> _GIVEN INSTRUCTION_
List all lines of the data containing the word "Директордың".
########################################
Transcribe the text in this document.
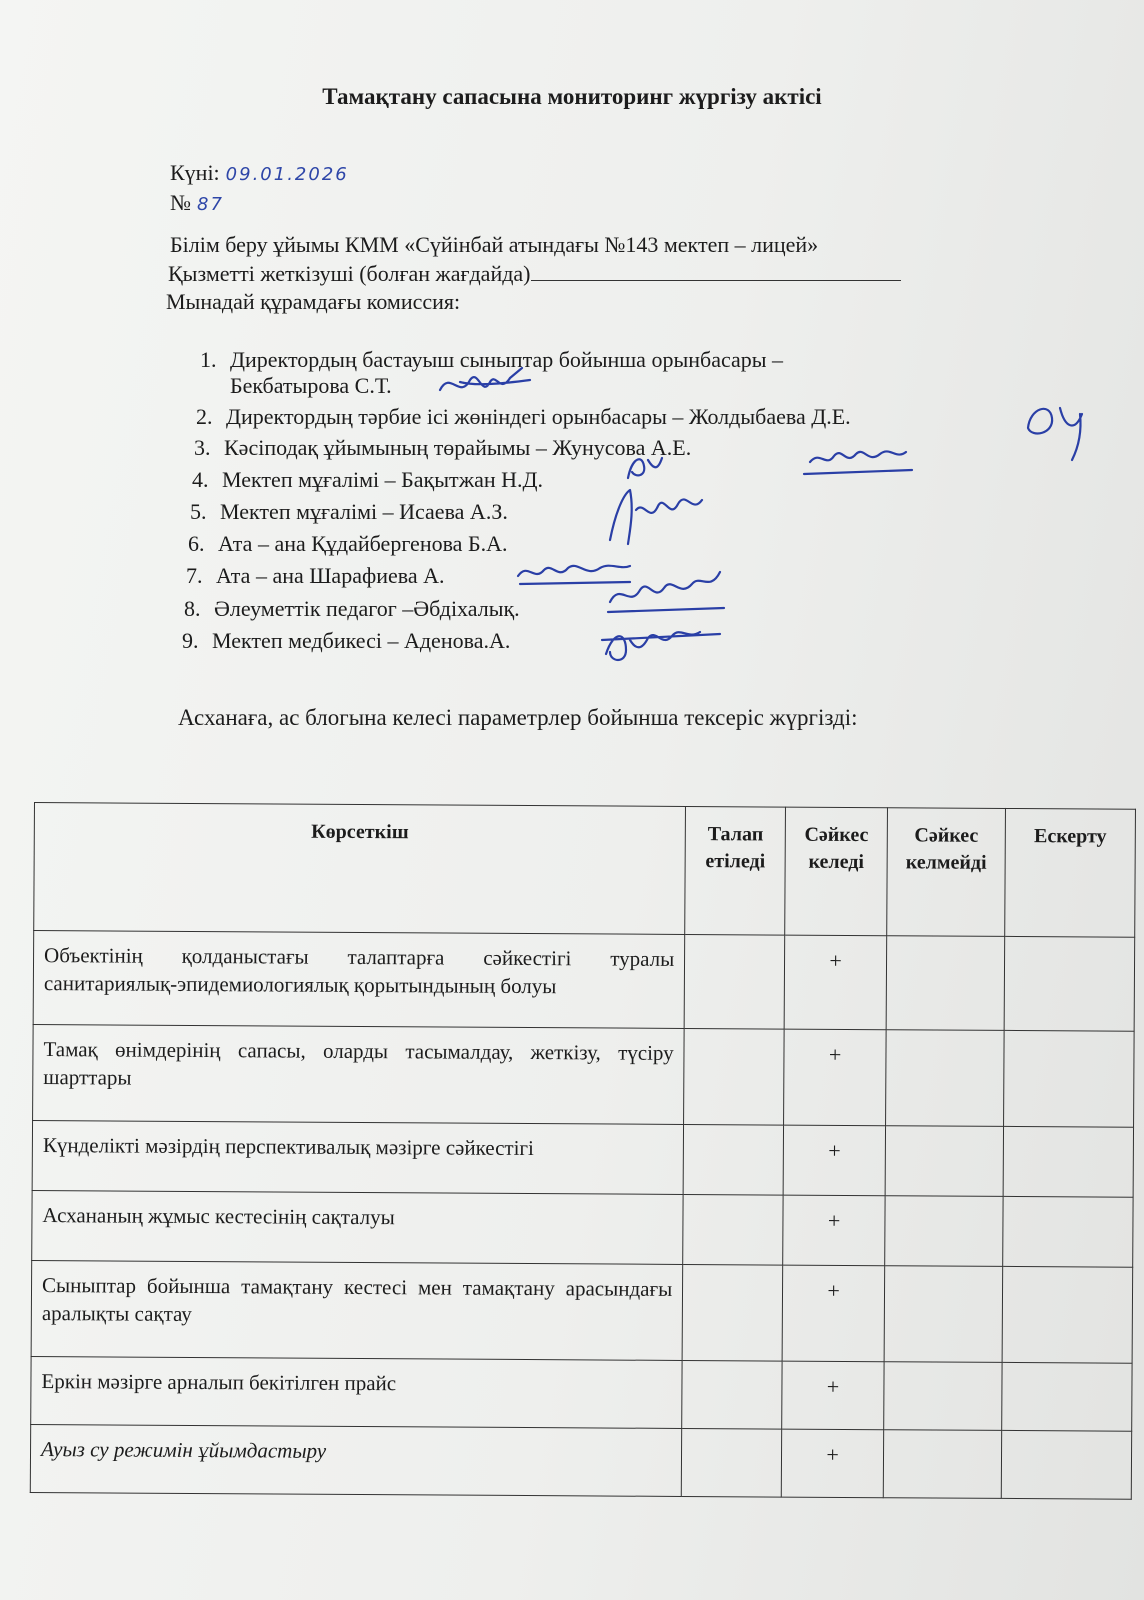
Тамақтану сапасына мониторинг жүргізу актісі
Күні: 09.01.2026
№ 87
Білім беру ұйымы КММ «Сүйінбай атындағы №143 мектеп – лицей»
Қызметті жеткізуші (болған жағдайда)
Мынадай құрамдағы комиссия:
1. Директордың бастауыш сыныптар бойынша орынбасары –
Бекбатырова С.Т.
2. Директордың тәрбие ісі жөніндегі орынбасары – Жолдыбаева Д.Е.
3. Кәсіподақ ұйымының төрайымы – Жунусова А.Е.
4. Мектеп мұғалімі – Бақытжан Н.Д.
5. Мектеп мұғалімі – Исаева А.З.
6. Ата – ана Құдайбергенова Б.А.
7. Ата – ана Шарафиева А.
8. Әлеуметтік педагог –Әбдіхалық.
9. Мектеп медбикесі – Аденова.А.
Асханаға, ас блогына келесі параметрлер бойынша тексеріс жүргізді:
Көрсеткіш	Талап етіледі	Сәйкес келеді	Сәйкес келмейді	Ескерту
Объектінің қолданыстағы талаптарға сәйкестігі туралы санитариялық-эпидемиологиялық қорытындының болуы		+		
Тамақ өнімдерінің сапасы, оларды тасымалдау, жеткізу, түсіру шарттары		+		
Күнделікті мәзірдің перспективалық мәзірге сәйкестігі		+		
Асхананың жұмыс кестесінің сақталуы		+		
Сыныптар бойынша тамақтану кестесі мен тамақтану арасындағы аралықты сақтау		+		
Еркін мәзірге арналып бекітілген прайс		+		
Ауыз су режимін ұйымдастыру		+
########################################
> _ANSWER IN FULL_
1. Директордың бастауыш сыныптар бойынша орынбасары –
2. Директордың тәрбие ісі жөніндегі орынбасары – Жолдыбаева Д.Е.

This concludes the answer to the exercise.